WORK INSTRUCTIONS
Work out how many lines have "retail" in them. Give only that number.

LISTED ENTRIES
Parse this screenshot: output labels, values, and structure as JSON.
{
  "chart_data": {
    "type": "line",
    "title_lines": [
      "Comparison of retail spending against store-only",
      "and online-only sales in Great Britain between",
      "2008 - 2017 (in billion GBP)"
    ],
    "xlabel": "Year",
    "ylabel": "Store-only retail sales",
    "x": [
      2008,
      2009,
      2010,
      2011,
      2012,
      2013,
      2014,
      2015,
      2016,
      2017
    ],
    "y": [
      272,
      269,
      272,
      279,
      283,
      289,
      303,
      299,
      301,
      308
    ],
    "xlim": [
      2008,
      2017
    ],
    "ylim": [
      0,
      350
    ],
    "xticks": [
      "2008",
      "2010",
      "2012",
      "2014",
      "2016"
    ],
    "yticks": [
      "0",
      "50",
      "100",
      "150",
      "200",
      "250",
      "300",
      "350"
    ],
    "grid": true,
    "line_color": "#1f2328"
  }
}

EXERCISE SOLUTION
2